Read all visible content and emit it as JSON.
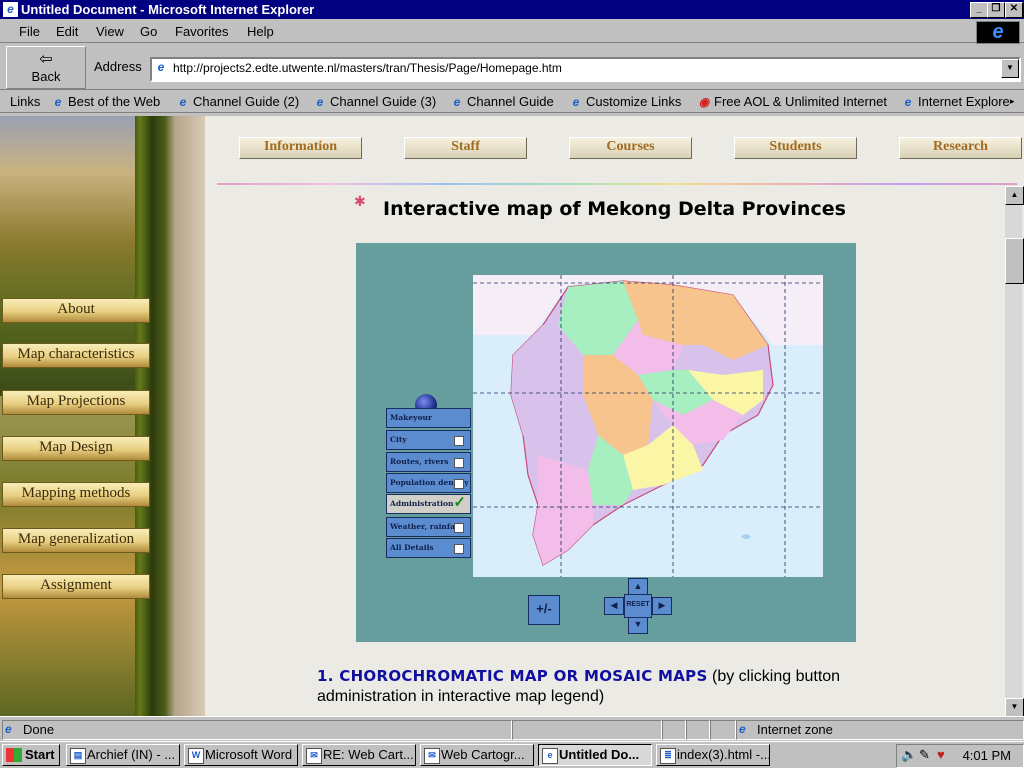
{
  "window": {
    "title": "Untitled Document - Microsoft Internet Explorer"
  },
  "menubar": {
    "items": [
      "File",
      "Edit",
      "View",
      "Go",
      "Favorites",
      "Help"
    ]
  },
  "toolbar": {
    "back_label": "Back"
  },
  "address": {
    "label": "Address",
    "url": "http://projects2.edte.utwente.nl/masters/tran/Thesis/Page/Homepage.htm"
  },
  "links": {
    "label": "Links",
    "items": [
      "Best of the Web",
      "Channel Guide (2)",
      "Channel Guide (3)",
      "Channel Guide",
      "Customize Links",
      "Free AOL & Unlimited Internet",
      "Internet Explore"
    ]
  },
  "sidebar": {
    "items": [
      "About",
      "Map characteristics",
      "Map Projections",
      "Map Design",
      "Mapping methods",
      "Map generalization",
      "Assignment"
    ]
  },
  "topnav": {
    "items": [
      "Information",
      "Staff",
      "Courses",
      "Students",
      "Research"
    ]
  },
  "page": {
    "title": "Interactive map of Mekong Delta Provinces",
    "section_heading": "1. CHOROCHROMATIC MAP OR MOSAIC MAPS",
    "section_text": " (by clicking button administration in interactive map legend)"
  },
  "map": {
    "legend": [
      {
        "label": "Makeyour choice....",
        "state": "none"
      },
      {
        "label": "City",
        "state": "unchecked"
      },
      {
        "label": "Routes, rivers",
        "state": "unchecked"
      },
      {
        "label": "Population density",
        "state": "unchecked"
      },
      {
        "label": "Administration",
        "state": "checked"
      },
      {
        "label": "Weather, rainfall",
        "state": "unchecked"
      },
      {
        "label": "All Details",
        "state": "unchecked"
      }
    ],
    "zoom_label": "+/-",
    "reset_label": "RESET"
  },
  "status": {
    "text": "Done",
    "zone": "Internet zone"
  },
  "taskbar": {
    "start": "Start",
    "tasks": [
      "Archief (IN) - ...",
      "Microsoft Word",
      "RE: Web Cart...",
      "Web Cartogr...",
      "Untitled Do...",
      "index(3).html -..."
    ],
    "clock": "4:01 PM"
  }
}
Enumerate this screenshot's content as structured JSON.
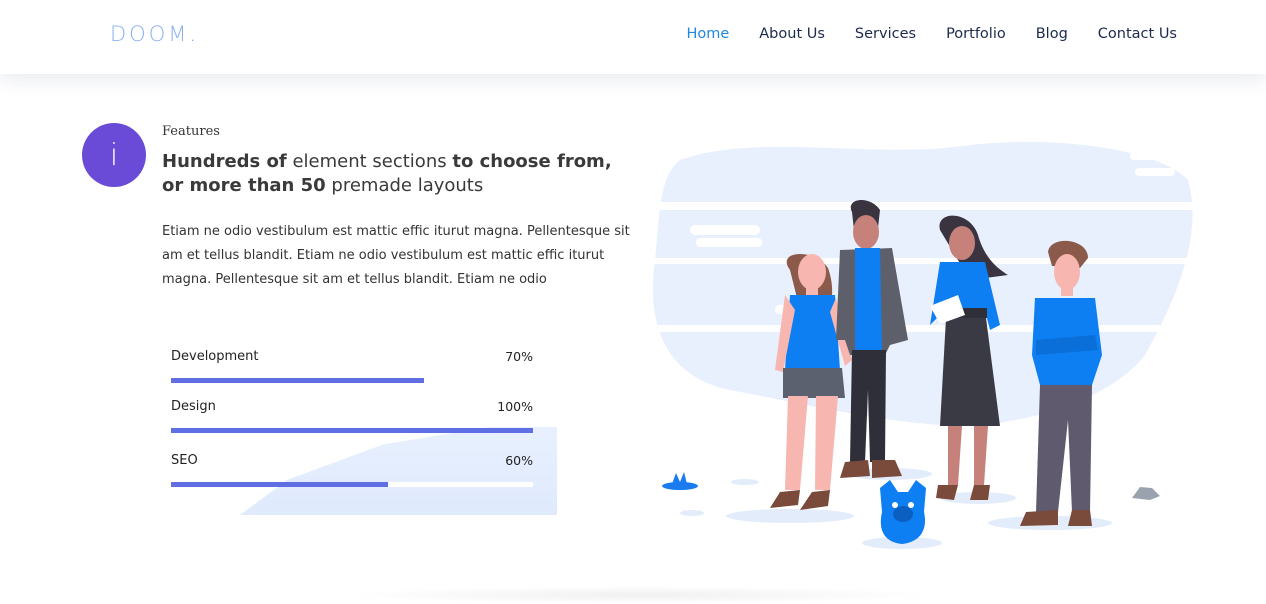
{
  "brand": {
    "logo_text": "DOOM",
    "logo_dot": "."
  },
  "nav": {
    "items": [
      {
        "label": "Home",
        "active": true
      },
      {
        "label": "About Us"
      },
      {
        "label": "Services"
      },
      {
        "label": "Portfolio"
      },
      {
        "label": "Blog"
      },
      {
        "label": "Contact Us"
      }
    ]
  },
  "feature": {
    "icon_glyph": "i",
    "label": "Features",
    "headline_p1": "Hundreds of",
    "headline_p2": " element sections ",
    "headline_p3": "to choose from,",
    "headline_p4": "or more than 50",
    "headline_p5": " premade layouts",
    "description": "Etiam ne odio vestibulum est mattic effic iturut magna. Pellentesque sit am et tellus blandit. Etiam ne odio vestibulum est mattic effic iturut magna. Pellentesque sit am et tellus blandit. Etiam ne odio"
  },
  "skills": [
    {
      "name": "Development",
      "percent_label": "70%",
      "value": 0.7
    },
    {
      "name": "Design",
      "percent_label": "100%",
      "value": 1.0
    },
    {
      "name": "SEO",
      "percent_label": "60%",
      "value": 0.6
    }
  ],
  "colors": {
    "accent": "#1e88e5",
    "nav_text": "#1d2a4d",
    "icon_bg": "#6a4bd8",
    "progress": "#5f6fe3",
    "illustration_blob": "#e8f0fd",
    "shirt_blue": "#0d7ff2"
  }
}
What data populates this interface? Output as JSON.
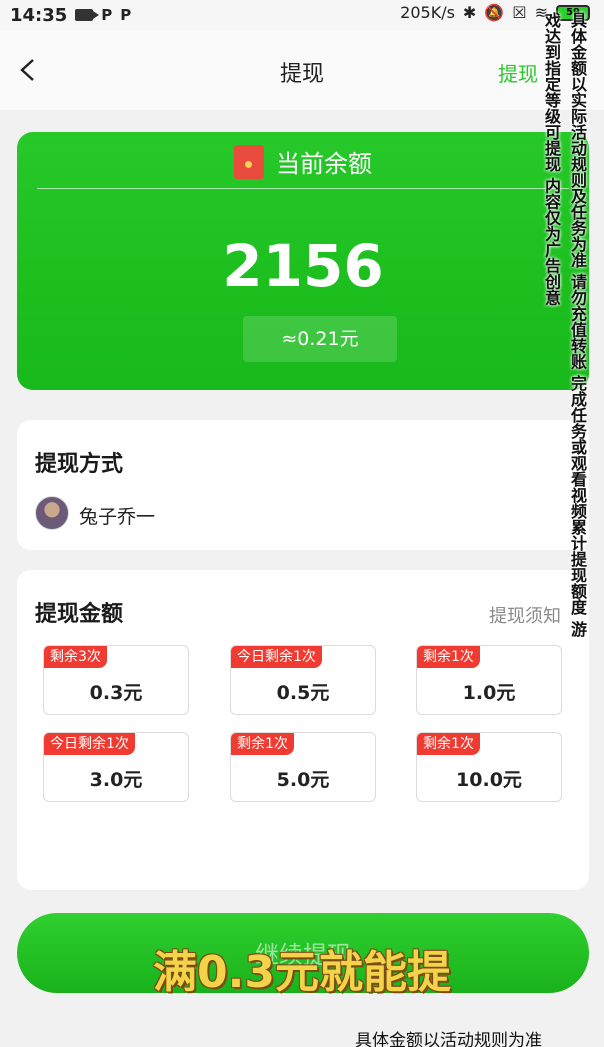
{
  "status_bar": {
    "time": "14:35",
    "network_speed": "205K/s",
    "battery": "59",
    "left_icons": [
      "camera-icon",
      "p-icon",
      "p-icon"
    ],
    "right_icons": [
      "bluetooth-icon",
      "mute-bell-icon",
      "sim-x-icon",
      "wifi-icon",
      "battery-icon"
    ]
  },
  "nav": {
    "title": "提现",
    "action": "提现"
  },
  "balance": {
    "label": "当前余额",
    "value": "2156",
    "sub": "≈0.21元"
  },
  "method": {
    "title": "提现方式",
    "user_name": "兔子乔一"
  },
  "amount": {
    "title": "提现金额",
    "notice_link": "提现须知",
    "options": [
      {
        "badge": "剩余3次",
        "value": "0.3元"
      },
      {
        "badge": "今日剩余1次",
        "value": "0.5元"
      },
      {
        "badge": "剩余1次",
        "value": "1.0元"
      },
      {
        "badge": "今日剩余1次",
        "value": "3.0元"
      },
      {
        "badge": "剩余1次",
        "value": "5.0元"
      },
      {
        "badge": "剩余1次",
        "value": "10.0元"
      }
    ]
  },
  "submit": {
    "label": "继续提现"
  },
  "overlay": {
    "caption": "满0.3元就能提",
    "disclaimer": "具体金额以活动规则为准",
    "vertical_text": "具体金额以实际活动规则及任务为准 请勿充值转账 完成任务或观看视频累计提现额度 游戏达到指定等级可提现 内容仅为广告创意"
  },
  "colors": {
    "brand_green": "#1fc321",
    "badge_red": "#ef3b31",
    "caption_yellow": "#f3d34a"
  }
}
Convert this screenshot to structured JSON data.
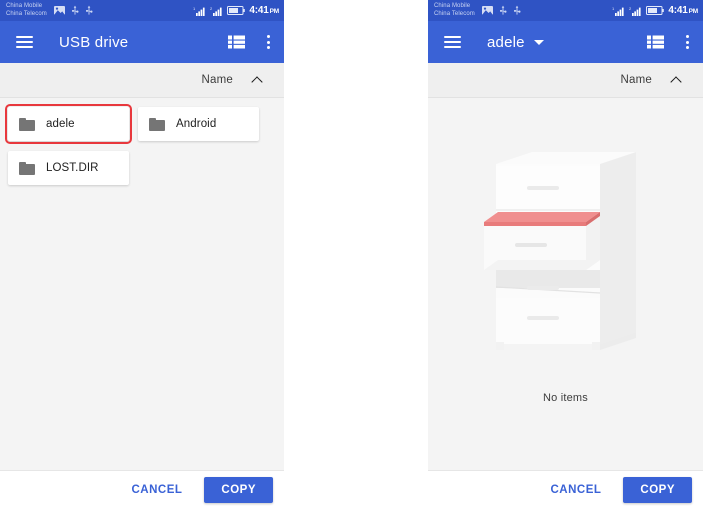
{
  "panels": [
    {
      "id": "left",
      "status_bar": {
        "carrier_line1": "China Mobile",
        "carrier_line2": "China Telecom",
        "icons_left": [
          "image-icon",
          "usb-icon",
          "usb-icon"
        ],
        "icons_right": [
          "signal-bars-icon",
          "signal-bars-icon",
          "battery-icon"
        ],
        "time": "4:41",
        "ampm": "PM"
      },
      "app_bar": {
        "menu_icon": "hamburger-menu-icon",
        "title": "USB drive",
        "has_dropdown": false,
        "view_icon": "list-view-icon",
        "overflow_icon": "more-vertical-icon"
      },
      "sort_bar": {
        "label": "Name",
        "direction_icon": "chevron-up-icon"
      },
      "files": [
        {
          "name": "adele",
          "icon": "folder-icon",
          "highlighted": true
        },
        {
          "name": "Android",
          "icon": "folder-icon",
          "highlighted": false
        },
        {
          "name": "LOST.DIR",
          "icon": "folder-icon",
          "highlighted": false
        }
      ],
      "empty_state": null,
      "bottom_bar": {
        "cancel_label": "CANCEL",
        "confirm_label": "COPY"
      }
    },
    {
      "id": "right",
      "status_bar": {
        "carrier_line1": "China Mobile",
        "carrier_line2": "China Telecom",
        "icons_left": [
          "image-icon",
          "usb-icon",
          "usb-icon"
        ],
        "icons_right": [
          "signal-bars-icon",
          "signal-bars-icon",
          "battery-icon"
        ],
        "time": "4:41",
        "ampm": "PM"
      },
      "app_bar": {
        "menu_icon": "hamburger-menu-icon",
        "title": "adele",
        "has_dropdown": true,
        "view_icon": "list-view-icon",
        "overflow_icon": "more-vertical-icon"
      },
      "sort_bar": {
        "label": "Name",
        "direction_icon": "chevron-up-icon"
      },
      "files": [],
      "empty_state": {
        "illustration": "filing-cabinet-open-drawer-illustration",
        "message": "No items"
      },
      "bottom_bar": {
        "cancel_label": "CANCEL",
        "confirm_label": "COPY"
      }
    }
  ],
  "colors": {
    "status_bar": "#2f53c4",
    "app_bar": "#3a62d6",
    "accent": "#3a62d6",
    "highlight_border": "#e8383d",
    "content_bg": "#f4f4f4",
    "sort_bar_bg": "#efefef",
    "card_bg": "#ffffff",
    "folder_icon": "#757575",
    "illustration_accent": "#ef7f7f"
  }
}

WRITTEN INSTRUCTION:
Search the records for the string "this" and return every line in which it occurs.

COMPLETED TASK:
Enumerate this screenshot's content as structured JSON.
What data populates this interface? Output as JSON.
Convert this screenshot to structured JSON data.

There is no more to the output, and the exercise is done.